▸ **ВЫБРАННЫЙ ОТРЫВОК**:
****************************************
Осанистые, чинно вышагивающие суфлеры в старинных камзолах — с непроницаемыми лицами, исполненные сознания собственной значимости — были мало похожи на прислужников. Скорее это были не участвующие в действии (и более того — не снисходящие до такого участия, бесстрастные, словно мойры) хранители текста 116 пьесы и тем самым держатели судеб мольеровских персонажей. В их руках находилось изложение будущего развития сюжета, еще скрытого от участников событий, но уже предрешенного драматургией. Они ведали о том, что ожидает каждого и каков будет финал.

И в противоположность им — арапчата, быстрые, любопытные, дурашливые, горячо заинтересованные интригой (и способствующие ее движению подготовкой необходимых аксессуаров), но не подозревающие, чем обернется через мгновение ход событий и что случится в следующую секунду (при появлении статуи Командора они в ужасе прятались под стол). Как отмечал К. Л. Рудницкий, «виртуозно разработанная партитура действий арапчат придавала самому их существованию на этой сцене, на голубом ковре, скрадывающем шум движений, двойной смысл: ловкие слуги просцениума, но и — маленькие маги, волшебники, по прихоти которых и для забавы которых, казалось, шел весь спектакль»166*.

Как шекспировский Пэк из «Сна в летнюю ночь», придуманные Мейерхольдом арапчата от избытка энергии шалили, забавлялись, всегда оказывались под рукой, готовые подать любой реквизит — хоть шпагу, хоть кружевной платочек, все равно, — и ничуть не задумывались о последствиях тех действий, которым способствовали. В любую минуту они могли, сделав кульбит, улизнуть из фабулы, цепко удерживающей в своих пределах мольеровских героев.

Если К. А. Варламов, игравший Сганареля, мог «выйти из образа», но его герой не имел права «выйти» из сюжета, — то арапчата из своего образа не выходили, однако и принадлежностью драматургического сюжета не были.
****************************************
▸ **ИСХОДНЫЕ МАТЕРИАЛЫ**:
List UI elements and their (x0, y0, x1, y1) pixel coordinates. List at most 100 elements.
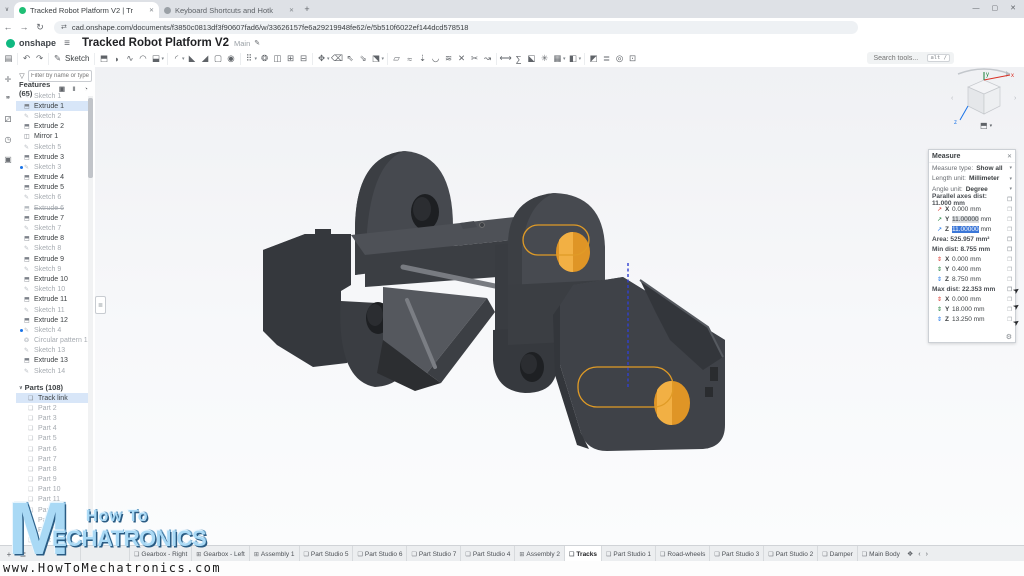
****************************************
▸ **УСЛОВИЕ ЗАДАЧИ**:
Ответьте на вопросы по отрывку о суфлерах и арапчатах:
1. Что находилось в руках у суфлеров?
2. Что делали арапчата при появлении статуи Командора?
3. Какую роль играл К. А. Варламов?

▸ **ОТВЕТ К ЗАДАНИЮ**:
1. Изложение будущего развития сюжета.
2. В ужасе прятались под стол.
3. Роль Сганареля.